━━━ Material for this exercise ━━━
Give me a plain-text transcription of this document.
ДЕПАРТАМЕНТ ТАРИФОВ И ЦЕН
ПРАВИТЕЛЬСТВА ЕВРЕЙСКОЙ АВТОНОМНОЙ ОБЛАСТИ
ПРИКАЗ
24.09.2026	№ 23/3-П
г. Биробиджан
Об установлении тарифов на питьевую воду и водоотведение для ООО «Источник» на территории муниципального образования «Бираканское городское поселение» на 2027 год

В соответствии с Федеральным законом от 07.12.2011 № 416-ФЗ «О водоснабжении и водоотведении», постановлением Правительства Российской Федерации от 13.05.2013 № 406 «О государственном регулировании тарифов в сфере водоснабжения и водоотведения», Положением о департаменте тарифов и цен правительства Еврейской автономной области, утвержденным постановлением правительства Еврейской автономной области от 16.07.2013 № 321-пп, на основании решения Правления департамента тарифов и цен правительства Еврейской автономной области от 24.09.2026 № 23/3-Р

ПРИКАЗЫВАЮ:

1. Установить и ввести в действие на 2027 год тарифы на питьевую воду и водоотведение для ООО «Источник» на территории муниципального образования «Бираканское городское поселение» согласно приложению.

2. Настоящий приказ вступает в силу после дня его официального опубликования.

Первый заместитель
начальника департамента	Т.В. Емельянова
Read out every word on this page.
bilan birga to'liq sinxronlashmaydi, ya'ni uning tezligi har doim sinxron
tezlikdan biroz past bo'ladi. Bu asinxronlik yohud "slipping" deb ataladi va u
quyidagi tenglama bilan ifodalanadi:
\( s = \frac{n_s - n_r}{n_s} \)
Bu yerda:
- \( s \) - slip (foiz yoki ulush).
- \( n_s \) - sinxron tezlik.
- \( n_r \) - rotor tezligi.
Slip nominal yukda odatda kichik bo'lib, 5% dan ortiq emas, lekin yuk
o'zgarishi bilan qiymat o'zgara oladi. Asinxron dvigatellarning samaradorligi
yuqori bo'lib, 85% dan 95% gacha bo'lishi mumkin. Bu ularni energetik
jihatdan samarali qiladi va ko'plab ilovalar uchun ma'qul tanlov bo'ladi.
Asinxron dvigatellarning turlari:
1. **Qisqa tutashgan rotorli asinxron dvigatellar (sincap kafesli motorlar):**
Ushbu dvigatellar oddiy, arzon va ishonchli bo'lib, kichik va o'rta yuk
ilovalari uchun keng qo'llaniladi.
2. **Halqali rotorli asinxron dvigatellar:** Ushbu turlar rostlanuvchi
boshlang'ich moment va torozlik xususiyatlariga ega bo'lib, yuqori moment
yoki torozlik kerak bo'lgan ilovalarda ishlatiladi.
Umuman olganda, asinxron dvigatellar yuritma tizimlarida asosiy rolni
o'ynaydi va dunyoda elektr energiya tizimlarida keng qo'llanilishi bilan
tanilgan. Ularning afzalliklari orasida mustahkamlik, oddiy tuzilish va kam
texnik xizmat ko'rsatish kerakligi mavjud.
━━━
» **Exercise prompt**
Locate all lines in the listing above with the word "yoki". Copy them.

» **The result**
- \( s \) - slip (foiz yoki ulush).
yoki torozlik kerak bo'lgan ilovalarda ishlatiladi.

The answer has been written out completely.